- Records provided -
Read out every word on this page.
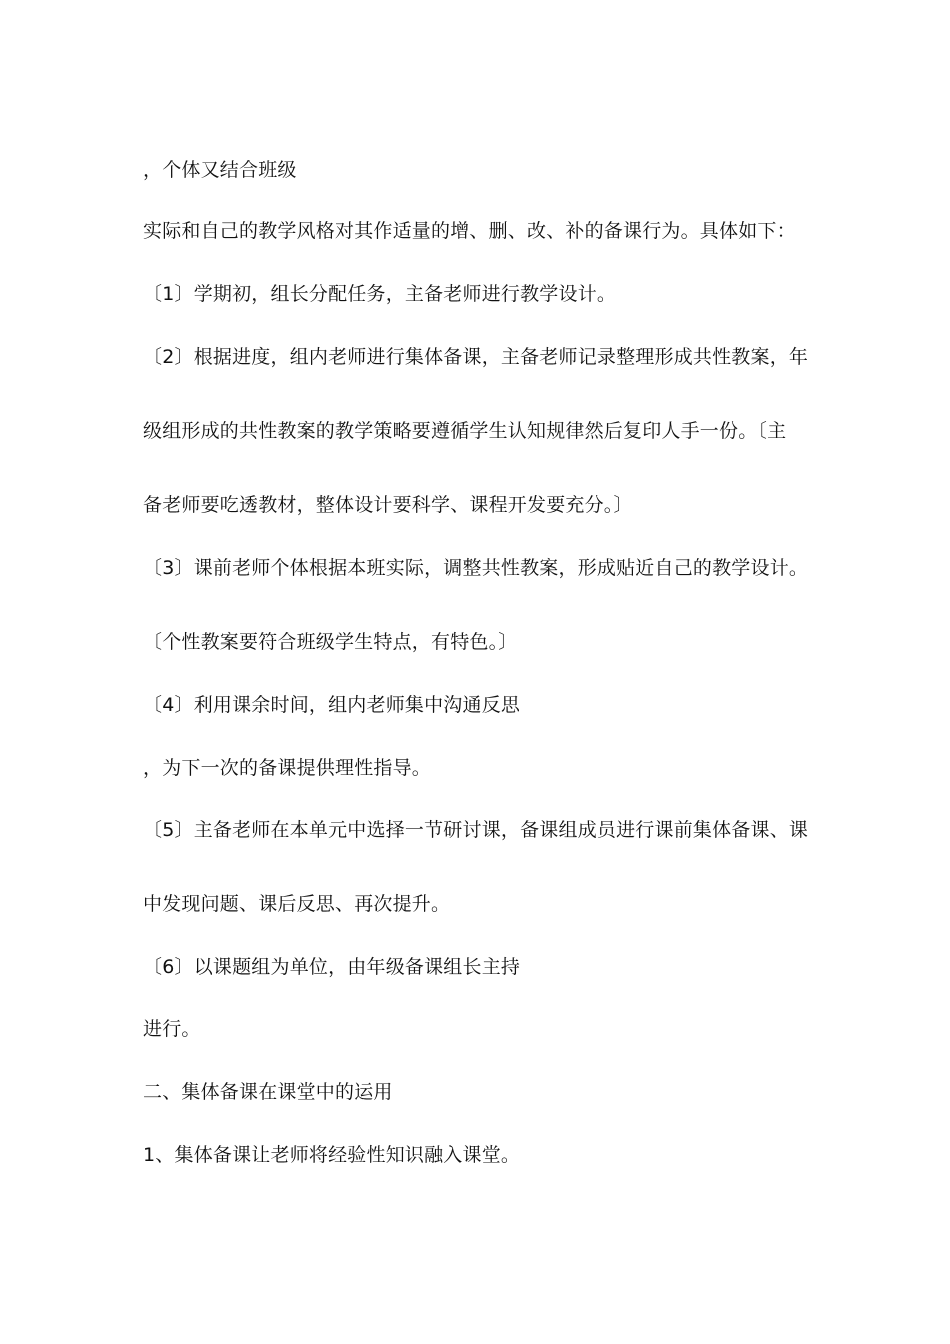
，个体又结合班级

实际和自己的教学风格对其作适量的增、删、改、补的备课行为。具体如下：

〔1〕学期初，组长分配任务，主备老师进行教学设计。

〔2〕根据进度，组内老师进行集体备课，主备老师记录整理形成共性教案，年

级组形成的共性教案的教学策略要遵循学生认知规律然后复印人手一份。〔主

备老师要吃透教材，整体设计要科学、课程开发要充分。〕

〔3〕课前老师个体根据本班实际，调整共性教案，形成贴近自己的教学设计。

〔个性教案要符合班级学生特点，有特色。〕

〔4〕利用课余时间，组内老师集中沟通反思

，为下一次的备课提供理性指导。

〔5〕主备老师在本单元中选择一节研讨课，备课组成员进行课前集体备课、课

中发现问题、课后反思、再次提升。

〔6〕以课题组为单位，由年级备课组长主持

进行。

二、集体备课在课堂中的运用

1、集体备课让老师将经验性知识融入课堂。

- Task statement -
Every entry must be written out exactly, with all pictures left out.

- The result -
Read out every word on this page.
，个体又结合班级

实际和自己的教学风格对其作适量的增、删、改、补的备课行为。具体如下：

〔1〕学期初，组长分配任务，主备老师进行教学设计。

〔2〕根据进度，组内老师进行集体备课，主备老师记录整理形成共性教案，年

级组形成的共性教案的教学策略要遵循学生认知规律然后复印人手一份。〔主

备老师要吃透教材，整体设计要科学、课程开发要充分。〕

〔3〕课前老师个体根据本班实际，调整共性教案，形成贴近自己的教学设计。

〔个性教案要符合班级学生特点，有特色。〕

〔4〕利用课余时间，组内老师集中沟通反思

，为下一次的备课提供理性指导。

〔5〕主备老师在本单元中选择一节研讨课，备课组成员进行课前集体备课、课

中发现问题、课后反思、再次提升。

〔6〕以课题组为单位，由年级备课组长主持

进行。

二、集体备课在课堂中的运用

1、集体备课让老师将经验性知识融入课堂。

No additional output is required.